→ Instructions for the task: How many lines hold the string "match"? Give only the number.

----- Task input

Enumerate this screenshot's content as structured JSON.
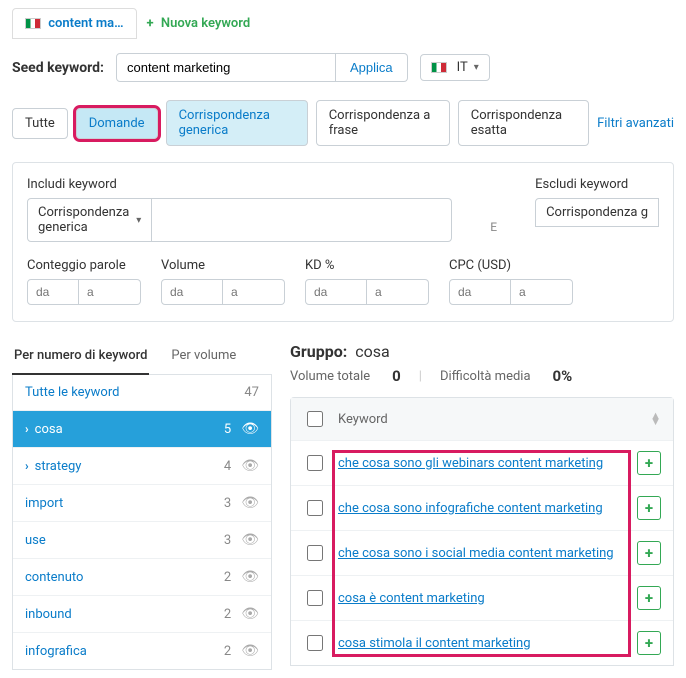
{
  "tabs": {
    "main_tab": "content ma…",
    "new_keyword": "Nuova keyword"
  },
  "seed": {
    "label": "Seed keyword:",
    "value": "content marketing",
    "apply": "Applica",
    "locale": "IT"
  },
  "filter_tabs": {
    "all": "Tutte",
    "questions": "Domande",
    "broad": "Corrispondenza generica",
    "phrase": "Corrispondenza a frase",
    "exact": "Corrispondenza esatta",
    "advanced": "Filtri avanzati"
  },
  "include": {
    "label": "Includi keyword",
    "match": "Corrispondenza generica",
    "sep": "E"
  },
  "exclude": {
    "label": "Escludi keyword",
    "match": "Corrispondenza g"
  },
  "ranges": {
    "wordcount": "Conteggio parole",
    "volume": "Volume",
    "kd": "KD %",
    "cpc": "CPC (USD)",
    "from": "da",
    "to": "a"
  },
  "view_tabs": {
    "by_kw": "Per numero di keyword",
    "by_vol": "Per volume"
  },
  "kw_groups": {
    "all": {
      "label": "Tutte le keyword",
      "count": "47"
    },
    "items": [
      {
        "label": "cosa",
        "count": "5",
        "expandable": true,
        "selected": true
      },
      {
        "label": "strategy",
        "count": "4",
        "expandable": true
      },
      {
        "label": "import",
        "count": "3"
      },
      {
        "label": "use",
        "count": "3"
      },
      {
        "label": "contenuto",
        "count": "2"
      },
      {
        "label": "inbound",
        "count": "2"
      },
      {
        "label": "infografica",
        "count": "2"
      }
    ]
  },
  "group": {
    "title_prefix": "Gruppo:",
    "title_value": "cosa",
    "total_volume_label": "Volume totale",
    "total_volume": "0",
    "avg_diff_label": "Difficoltà media",
    "avg_diff": "0%"
  },
  "table": {
    "col_keyword": "Keyword",
    "rows": [
      {
        "kw": "che cosa sono gli webinars content marketing"
      },
      {
        "kw": "che cosa sono infografiche content marketing"
      },
      {
        "kw": "che cosa sono i social media content marketing"
      },
      {
        "kw": "cosa è content marketing"
      },
      {
        "kw": "cosa stimola il content marketing"
      }
    ]
  }
}
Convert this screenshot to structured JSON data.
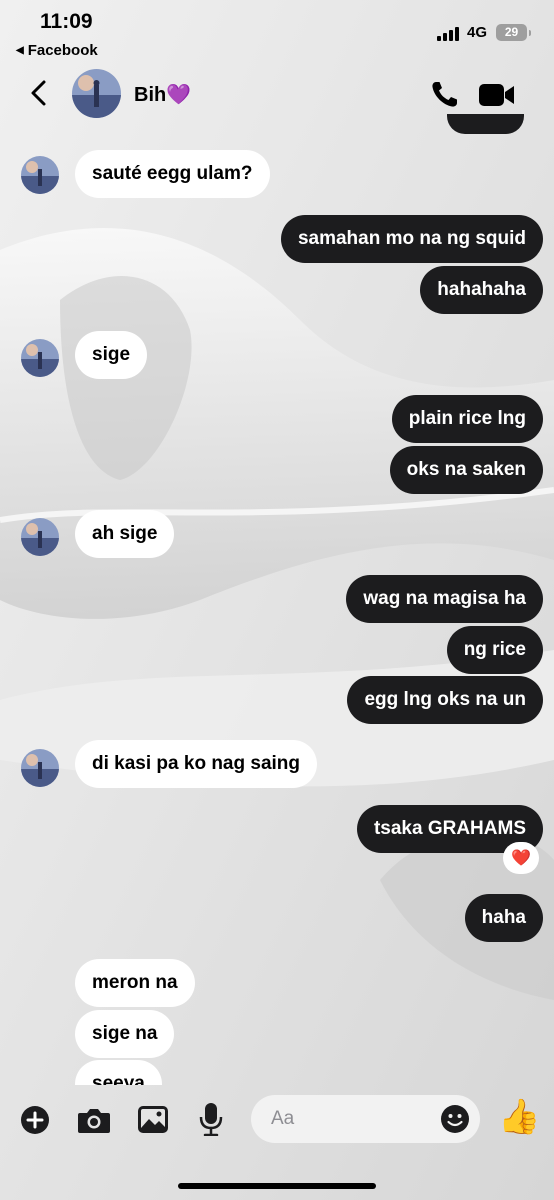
{
  "status_bar": {
    "time": "11:09",
    "back_app": "Facebook",
    "network": "4G",
    "battery": "29"
  },
  "header": {
    "contact_name": "Bih💜",
    "icons": [
      "back-chevron-icon",
      "phone-icon",
      "video-camera-icon"
    ]
  },
  "messages": [
    {
      "from": "them",
      "text": "sauté eegg ulam?"
    },
    {
      "from": "me",
      "text": "samahan mo na ng squid"
    },
    {
      "from": "me",
      "text": "hahahaha"
    },
    {
      "from": "them",
      "text": "sige"
    },
    {
      "from": "me",
      "text": "plain rice lng"
    },
    {
      "from": "me",
      "text": "oks na saken"
    },
    {
      "from": "them",
      "text": "ah sige"
    },
    {
      "from": "me",
      "text": "wag na magisa ha"
    },
    {
      "from": "me",
      "text": "ng rice"
    },
    {
      "from": "me",
      "text": "egg lng oks na un"
    },
    {
      "from": "them",
      "text": "di kasi pa ko nag saing"
    },
    {
      "from": "me",
      "text": "tsaka GRAHAMS",
      "reaction": "❤️"
    },
    {
      "from": "me",
      "text": "haha"
    },
    {
      "from": "them",
      "text": "meron na"
    },
    {
      "from": "them",
      "text": "sige na"
    },
    {
      "from": "them",
      "text": "seeya"
    }
  ],
  "composer": {
    "placeholder": "Aa",
    "value": "",
    "like_emoji": "👍",
    "icons": [
      "plus-icon",
      "camera-icon",
      "gallery-icon",
      "microphone-icon",
      "emoji-icon"
    ]
  },
  "colors": {
    "outgoing_bubble": "#1c1c1e",
    "incoming_bubble": "#ffffff",
    "background": "#e4e4e4"
  }
}
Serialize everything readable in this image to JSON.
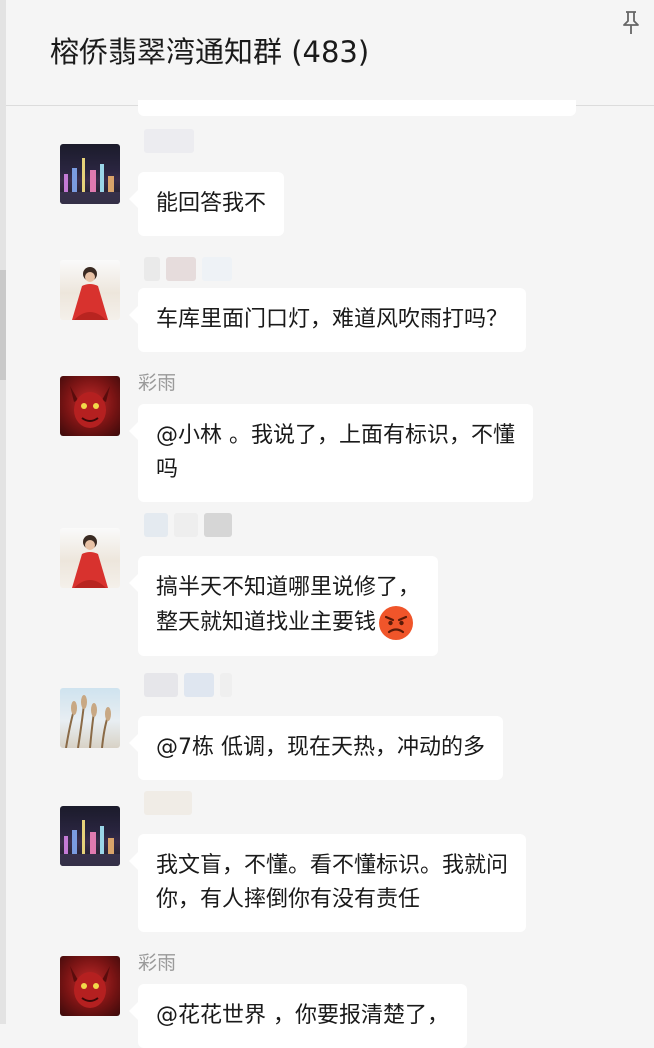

----------

→ Correct response: 2